*DATA SUPPLIED*
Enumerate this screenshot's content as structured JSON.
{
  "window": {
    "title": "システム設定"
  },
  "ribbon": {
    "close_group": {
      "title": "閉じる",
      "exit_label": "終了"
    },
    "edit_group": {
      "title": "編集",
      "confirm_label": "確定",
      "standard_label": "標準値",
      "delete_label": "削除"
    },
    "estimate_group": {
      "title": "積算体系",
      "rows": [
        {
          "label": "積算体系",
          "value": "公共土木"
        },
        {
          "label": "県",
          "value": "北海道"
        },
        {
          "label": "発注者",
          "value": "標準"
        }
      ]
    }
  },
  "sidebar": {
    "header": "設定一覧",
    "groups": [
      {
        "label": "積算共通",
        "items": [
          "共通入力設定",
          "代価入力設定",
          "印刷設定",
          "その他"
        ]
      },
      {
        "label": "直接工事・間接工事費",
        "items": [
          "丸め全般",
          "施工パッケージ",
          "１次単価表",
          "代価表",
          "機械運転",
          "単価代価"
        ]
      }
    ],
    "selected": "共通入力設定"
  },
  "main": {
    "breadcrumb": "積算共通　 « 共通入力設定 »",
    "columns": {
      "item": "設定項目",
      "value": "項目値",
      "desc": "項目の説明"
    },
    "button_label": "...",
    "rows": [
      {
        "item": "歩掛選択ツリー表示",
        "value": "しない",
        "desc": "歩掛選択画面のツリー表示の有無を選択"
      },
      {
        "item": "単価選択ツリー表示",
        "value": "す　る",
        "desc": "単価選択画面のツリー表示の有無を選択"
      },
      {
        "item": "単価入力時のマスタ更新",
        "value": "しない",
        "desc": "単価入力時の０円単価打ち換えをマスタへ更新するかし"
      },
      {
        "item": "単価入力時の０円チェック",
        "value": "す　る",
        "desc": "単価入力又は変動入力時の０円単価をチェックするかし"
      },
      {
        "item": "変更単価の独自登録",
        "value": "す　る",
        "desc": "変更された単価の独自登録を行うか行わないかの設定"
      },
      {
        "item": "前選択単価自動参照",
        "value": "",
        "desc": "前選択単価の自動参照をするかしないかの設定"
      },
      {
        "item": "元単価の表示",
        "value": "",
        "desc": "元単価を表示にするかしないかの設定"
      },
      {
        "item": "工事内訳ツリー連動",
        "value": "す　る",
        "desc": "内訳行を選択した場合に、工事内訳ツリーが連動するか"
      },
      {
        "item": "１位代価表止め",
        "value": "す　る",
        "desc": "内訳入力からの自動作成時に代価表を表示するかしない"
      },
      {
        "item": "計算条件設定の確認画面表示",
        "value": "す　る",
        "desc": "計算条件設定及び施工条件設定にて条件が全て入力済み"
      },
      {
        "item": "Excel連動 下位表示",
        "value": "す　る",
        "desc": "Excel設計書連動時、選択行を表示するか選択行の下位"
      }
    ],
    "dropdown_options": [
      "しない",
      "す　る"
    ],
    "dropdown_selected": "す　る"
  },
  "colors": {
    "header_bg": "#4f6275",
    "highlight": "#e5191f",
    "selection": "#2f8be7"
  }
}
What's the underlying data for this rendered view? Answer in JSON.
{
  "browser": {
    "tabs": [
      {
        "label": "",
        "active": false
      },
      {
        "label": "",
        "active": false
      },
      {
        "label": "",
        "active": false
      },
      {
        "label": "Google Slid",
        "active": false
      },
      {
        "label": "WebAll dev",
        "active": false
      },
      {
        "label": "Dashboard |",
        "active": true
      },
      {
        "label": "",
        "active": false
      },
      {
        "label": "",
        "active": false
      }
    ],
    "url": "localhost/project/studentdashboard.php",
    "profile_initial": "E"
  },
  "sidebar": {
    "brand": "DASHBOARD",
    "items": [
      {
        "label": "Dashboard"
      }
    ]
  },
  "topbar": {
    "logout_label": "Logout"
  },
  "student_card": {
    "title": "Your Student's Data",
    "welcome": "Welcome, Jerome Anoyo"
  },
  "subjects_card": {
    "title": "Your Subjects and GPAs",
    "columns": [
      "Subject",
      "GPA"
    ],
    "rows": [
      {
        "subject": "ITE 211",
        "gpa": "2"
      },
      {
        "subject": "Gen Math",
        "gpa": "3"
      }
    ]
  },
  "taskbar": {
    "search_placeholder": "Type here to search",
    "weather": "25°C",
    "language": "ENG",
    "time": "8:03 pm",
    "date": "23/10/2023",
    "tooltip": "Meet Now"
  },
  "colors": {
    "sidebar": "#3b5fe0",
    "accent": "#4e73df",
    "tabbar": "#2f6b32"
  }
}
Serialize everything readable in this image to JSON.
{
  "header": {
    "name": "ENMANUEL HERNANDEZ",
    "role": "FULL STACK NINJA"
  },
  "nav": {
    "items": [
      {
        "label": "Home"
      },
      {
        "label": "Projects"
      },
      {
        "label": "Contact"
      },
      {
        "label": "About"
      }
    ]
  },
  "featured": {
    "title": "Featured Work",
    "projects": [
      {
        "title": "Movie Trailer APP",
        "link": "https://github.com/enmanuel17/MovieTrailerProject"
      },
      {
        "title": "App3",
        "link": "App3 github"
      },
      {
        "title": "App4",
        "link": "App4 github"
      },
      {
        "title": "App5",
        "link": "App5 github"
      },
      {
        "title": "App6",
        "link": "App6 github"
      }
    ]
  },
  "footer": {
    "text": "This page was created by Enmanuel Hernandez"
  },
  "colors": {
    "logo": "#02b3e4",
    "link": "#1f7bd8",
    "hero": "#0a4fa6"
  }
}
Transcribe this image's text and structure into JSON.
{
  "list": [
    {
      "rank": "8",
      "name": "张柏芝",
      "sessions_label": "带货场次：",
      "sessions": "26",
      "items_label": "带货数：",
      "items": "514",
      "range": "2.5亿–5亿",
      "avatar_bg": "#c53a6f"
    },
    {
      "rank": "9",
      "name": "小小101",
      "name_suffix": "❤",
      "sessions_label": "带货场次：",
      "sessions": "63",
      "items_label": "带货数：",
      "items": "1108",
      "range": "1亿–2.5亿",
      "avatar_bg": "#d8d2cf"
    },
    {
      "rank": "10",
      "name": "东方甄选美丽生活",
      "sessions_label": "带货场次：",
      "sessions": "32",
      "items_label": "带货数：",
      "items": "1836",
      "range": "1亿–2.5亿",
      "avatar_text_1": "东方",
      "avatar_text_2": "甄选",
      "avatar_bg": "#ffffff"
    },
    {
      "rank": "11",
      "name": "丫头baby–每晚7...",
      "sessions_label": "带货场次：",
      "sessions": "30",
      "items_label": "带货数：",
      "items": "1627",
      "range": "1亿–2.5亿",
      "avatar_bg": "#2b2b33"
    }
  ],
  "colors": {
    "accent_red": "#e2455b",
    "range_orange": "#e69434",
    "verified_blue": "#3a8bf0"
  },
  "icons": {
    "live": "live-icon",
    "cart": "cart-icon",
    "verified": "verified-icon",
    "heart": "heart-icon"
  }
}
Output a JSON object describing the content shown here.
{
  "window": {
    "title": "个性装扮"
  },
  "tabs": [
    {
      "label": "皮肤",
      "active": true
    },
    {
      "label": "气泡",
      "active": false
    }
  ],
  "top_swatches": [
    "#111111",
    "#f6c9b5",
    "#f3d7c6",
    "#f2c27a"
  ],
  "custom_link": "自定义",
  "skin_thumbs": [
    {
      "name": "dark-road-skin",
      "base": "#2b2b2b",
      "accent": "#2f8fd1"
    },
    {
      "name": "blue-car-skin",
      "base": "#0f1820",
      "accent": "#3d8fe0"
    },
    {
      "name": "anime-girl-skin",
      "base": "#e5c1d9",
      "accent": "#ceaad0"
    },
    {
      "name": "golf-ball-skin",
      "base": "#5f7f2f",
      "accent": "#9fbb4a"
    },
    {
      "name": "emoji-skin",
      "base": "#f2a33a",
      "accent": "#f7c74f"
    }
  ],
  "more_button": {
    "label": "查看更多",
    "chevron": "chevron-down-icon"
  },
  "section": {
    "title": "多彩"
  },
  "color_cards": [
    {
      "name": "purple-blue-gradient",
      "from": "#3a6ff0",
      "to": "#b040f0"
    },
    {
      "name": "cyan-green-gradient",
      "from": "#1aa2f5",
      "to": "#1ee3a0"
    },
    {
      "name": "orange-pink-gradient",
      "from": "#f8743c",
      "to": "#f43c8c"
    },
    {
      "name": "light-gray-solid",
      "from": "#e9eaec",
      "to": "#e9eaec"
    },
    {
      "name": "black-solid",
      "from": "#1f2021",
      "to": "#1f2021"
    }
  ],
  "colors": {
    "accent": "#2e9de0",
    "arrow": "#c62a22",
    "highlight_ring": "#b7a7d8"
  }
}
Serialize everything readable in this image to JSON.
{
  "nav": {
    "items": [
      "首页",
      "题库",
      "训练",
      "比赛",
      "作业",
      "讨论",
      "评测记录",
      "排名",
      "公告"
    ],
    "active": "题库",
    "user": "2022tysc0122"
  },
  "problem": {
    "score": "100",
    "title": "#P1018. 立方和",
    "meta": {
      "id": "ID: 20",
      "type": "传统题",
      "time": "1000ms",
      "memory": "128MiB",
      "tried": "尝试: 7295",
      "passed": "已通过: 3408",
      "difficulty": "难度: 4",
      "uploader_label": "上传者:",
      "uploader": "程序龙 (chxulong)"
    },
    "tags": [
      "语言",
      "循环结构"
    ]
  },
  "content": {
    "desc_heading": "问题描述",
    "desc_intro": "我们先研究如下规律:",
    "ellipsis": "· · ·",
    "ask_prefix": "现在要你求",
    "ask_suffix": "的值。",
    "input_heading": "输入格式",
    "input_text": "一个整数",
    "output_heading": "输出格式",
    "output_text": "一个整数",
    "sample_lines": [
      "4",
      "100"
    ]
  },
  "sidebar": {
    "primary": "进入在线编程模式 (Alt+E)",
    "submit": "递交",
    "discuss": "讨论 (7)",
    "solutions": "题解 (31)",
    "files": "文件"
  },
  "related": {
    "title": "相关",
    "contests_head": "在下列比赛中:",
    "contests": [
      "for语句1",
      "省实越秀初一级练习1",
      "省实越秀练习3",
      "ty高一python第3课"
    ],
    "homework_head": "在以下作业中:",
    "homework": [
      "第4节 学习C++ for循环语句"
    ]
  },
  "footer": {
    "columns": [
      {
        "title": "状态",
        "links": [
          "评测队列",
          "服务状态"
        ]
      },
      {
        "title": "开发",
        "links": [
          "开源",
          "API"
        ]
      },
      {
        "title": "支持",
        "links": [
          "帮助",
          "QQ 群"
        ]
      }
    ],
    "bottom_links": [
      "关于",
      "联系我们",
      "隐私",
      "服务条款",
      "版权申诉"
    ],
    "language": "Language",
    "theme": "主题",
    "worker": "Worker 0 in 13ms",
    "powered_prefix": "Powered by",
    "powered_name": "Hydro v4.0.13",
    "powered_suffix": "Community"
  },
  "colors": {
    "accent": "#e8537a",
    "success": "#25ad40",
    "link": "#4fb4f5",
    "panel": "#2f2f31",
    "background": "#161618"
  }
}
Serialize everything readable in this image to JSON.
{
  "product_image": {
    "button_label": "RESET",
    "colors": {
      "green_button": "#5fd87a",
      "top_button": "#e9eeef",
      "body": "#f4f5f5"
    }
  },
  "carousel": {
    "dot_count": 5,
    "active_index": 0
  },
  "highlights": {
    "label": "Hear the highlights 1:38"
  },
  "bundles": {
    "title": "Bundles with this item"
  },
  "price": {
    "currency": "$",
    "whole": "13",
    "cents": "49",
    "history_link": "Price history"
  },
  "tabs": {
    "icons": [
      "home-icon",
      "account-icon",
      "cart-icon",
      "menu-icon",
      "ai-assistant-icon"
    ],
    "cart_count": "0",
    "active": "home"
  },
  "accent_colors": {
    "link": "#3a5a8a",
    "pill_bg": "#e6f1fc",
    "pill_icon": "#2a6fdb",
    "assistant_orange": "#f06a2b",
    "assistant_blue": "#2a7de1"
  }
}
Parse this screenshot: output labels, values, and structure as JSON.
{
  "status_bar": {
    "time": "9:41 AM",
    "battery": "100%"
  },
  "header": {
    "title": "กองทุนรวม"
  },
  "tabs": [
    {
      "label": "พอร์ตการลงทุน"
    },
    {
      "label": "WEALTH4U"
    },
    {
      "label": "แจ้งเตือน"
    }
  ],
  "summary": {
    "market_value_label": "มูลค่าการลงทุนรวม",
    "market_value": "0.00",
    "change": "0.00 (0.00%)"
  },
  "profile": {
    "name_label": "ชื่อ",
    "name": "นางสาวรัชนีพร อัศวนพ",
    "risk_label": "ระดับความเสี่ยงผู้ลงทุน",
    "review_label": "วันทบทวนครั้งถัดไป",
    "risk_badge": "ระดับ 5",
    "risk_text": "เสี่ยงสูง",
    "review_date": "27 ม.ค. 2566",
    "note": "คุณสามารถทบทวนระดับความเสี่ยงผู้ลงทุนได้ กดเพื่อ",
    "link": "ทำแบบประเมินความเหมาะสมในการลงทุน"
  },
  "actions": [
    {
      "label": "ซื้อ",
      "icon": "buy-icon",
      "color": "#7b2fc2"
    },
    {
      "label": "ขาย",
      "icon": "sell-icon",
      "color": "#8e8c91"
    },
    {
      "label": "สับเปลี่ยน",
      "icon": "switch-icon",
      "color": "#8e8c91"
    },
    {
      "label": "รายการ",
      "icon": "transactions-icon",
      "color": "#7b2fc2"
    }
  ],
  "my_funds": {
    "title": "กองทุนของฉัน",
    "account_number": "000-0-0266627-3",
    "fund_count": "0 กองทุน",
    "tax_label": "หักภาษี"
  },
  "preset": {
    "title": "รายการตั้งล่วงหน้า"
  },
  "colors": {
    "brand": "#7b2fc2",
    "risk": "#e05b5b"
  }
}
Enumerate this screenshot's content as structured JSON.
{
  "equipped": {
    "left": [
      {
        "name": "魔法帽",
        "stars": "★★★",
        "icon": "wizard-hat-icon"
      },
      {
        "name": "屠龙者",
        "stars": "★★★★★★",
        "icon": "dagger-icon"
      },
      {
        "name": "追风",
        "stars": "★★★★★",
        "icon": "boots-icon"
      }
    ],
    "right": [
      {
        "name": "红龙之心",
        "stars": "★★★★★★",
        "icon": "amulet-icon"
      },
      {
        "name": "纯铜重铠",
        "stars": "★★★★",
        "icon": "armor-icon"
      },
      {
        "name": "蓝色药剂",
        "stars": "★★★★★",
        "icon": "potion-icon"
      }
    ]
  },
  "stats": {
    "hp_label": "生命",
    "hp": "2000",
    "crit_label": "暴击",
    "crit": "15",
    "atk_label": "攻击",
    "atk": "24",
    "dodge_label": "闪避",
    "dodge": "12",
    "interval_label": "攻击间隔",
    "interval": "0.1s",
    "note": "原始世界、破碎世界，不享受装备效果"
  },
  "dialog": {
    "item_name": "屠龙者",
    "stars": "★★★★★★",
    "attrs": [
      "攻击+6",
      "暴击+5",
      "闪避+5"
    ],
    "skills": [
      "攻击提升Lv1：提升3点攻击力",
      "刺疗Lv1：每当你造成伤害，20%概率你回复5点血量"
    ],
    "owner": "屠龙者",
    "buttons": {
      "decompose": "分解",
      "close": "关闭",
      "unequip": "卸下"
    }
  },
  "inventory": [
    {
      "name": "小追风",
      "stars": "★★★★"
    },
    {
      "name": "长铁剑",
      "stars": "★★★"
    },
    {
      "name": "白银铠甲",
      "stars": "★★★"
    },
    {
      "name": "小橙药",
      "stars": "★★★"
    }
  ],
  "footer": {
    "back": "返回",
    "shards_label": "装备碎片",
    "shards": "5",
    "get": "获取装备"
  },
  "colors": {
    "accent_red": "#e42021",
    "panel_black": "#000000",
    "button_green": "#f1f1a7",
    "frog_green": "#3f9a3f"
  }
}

*WHAT THE EXERCISE ASKS*
List every line above that contains the word "from".

*WRITTEN ANSWER*
      "from": "#3a6ff0",
      "from": "#1aa2f5",
      "from": "#f8743c",
      "from": "#e9eaec",
      "from": "#1f2021",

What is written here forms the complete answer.